- **RECORDS FOR THIS EXERCISE**:
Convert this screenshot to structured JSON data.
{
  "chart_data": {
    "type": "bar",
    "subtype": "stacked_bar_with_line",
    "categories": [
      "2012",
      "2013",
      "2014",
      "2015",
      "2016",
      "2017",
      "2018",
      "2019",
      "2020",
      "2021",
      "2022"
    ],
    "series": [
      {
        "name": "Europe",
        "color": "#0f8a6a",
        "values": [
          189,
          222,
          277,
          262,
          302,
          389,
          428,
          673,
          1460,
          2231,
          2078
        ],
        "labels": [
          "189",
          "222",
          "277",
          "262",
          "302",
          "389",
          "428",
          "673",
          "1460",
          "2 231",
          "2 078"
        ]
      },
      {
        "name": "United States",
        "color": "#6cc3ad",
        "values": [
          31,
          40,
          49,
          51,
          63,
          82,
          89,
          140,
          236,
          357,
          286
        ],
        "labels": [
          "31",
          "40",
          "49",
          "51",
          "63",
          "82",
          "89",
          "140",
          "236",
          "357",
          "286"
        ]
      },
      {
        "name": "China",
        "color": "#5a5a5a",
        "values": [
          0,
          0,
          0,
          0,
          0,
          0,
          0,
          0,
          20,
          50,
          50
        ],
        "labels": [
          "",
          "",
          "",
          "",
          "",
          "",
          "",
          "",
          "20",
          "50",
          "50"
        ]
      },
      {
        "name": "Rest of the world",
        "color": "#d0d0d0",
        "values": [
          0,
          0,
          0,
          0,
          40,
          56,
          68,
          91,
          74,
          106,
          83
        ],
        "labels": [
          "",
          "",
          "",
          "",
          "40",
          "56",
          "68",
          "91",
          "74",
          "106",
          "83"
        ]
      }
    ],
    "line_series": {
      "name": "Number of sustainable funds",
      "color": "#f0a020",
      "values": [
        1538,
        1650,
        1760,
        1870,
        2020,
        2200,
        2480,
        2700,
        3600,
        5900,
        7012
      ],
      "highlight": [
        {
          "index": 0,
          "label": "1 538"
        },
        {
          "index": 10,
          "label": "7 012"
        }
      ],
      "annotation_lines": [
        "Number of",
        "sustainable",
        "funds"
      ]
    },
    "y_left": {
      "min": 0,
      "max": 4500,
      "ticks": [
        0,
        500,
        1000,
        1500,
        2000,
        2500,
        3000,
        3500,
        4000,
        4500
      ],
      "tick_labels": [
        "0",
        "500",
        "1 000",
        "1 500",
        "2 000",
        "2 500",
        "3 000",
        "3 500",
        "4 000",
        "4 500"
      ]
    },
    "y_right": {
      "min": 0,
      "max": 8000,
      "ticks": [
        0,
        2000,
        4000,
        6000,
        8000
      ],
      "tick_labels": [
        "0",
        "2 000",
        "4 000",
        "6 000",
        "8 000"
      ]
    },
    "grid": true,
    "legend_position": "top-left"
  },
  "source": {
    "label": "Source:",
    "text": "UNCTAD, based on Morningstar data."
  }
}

- **EXERCISE INSTRUCTIONS**:
Restate the data above word for word.

- **WORKED SOLUTION**:
Convert this screenshot to structured JSON data.
{
  "chart_data": {
    "type": "bar",
    "subtype": "stacked_bar_with_line",
    "categories": [
      "2012",
      "2013",
      "2014",
      "2015",
      "2016",
      "2017",
      "2018",
      "2019",
      "2020",
      "2021",
      "2022"
    ],
    "series": [
      {
        "name": "Europe",
        "color": "#0f8a6a",
        "values": [
          189,
          222,
          277,
          262,
          302,
          389,
          428,
          673,
          1460,
          2231,
          2078
        ],
        "labels": [
          "189",
          "222",
          "277",
          "262",
          "302",
          "389",
          "428",
          "673",
          "1460",
          "2 231",
          "2 078"
        ]
      },
      {
        "name": "United States",
        "color": "#6cc3ad",
        "values": [
          31,
          40,
          49,
          51,
          63,
          82,
          89,
          140,
          236,
          357,
          286
        ],
        "labels": [
          "31",
          "40",
          "49",
          "51",
          "63",
          "82",
          "89",
          "140",
          "236",
          "357",
          "286"
        ]
      },
      {
        "name": "China",
        "color": "#5a5a5a",
        "values": [
          0,
          0,
          0,
          0,
          0,
          0,
          0,
          0,
          20,
          50,
          50
        ],
        "labels": [
          "",
          "",
          "",
          "",
          "",
          "",
          "",
          "",
          "20",
          "50",
          "50"
        ]
      },
      {
        "name": "Rest of the world",
        "color": "#d0d0d0",
        "values": [
          0,
          0,
          0,
          0,
          40,
          56,
          68,
          91,
          74,
          106,
          83
        ],
        "labels": [
          "",
          "",
          "",
          "",
          "40",
          "56",
          "68",
          "91",
          "74",
          "106",
          "83"
        ]
      }
    ],
    "line_series": {
      "name": "Number of sustainable funds",
      "color": "#f0a020",
      "values": [
        1538,
        1650,
        1760,
        1870,
        2020,
        2200,
        2480,
        2700,
        3600,
        5900,
        7012
      ],
      "highlight": [
        {
          "index": 0,
          "label": "1 538"
        },
        {
          "index": 10,
          "label": "7 012"
        }
      ],
      "annotation_lines": [
        "Number of",
        "sustainable",
        "funds"
      ]
    },
    "y_left": {
      "min": 0,
      "max": 4500,
      "ticks": [
        0,
        500,
        1000,
        1500,
        2000,
        2500,
        3000,
        3500,
        4000,
        4500
      ],
      "tick_labels": [
        "0",
        "500",
        "1 000",
        "1 500",
        "2 000",
        "2 500",
        "3 000",
        "3 500",
        "4 000",
        "4 500"
      ]
    },
    "y_right": {
      "min": 0,
      "max": 8000,
      "ticks": [
        0,
        2000,
        4000,
        6000,
        8000
      ],
      "tick_labels": [
        "0",
        "2 000",
        "4 000",
        "6 000",
        "8 000"
      ]
    },
    "grid": true,
    "legend_position": "top-left"
  },
  "source": {
    "label": "Source:",
    "text": "UNCTAD, based on Morningstar data."
  }
}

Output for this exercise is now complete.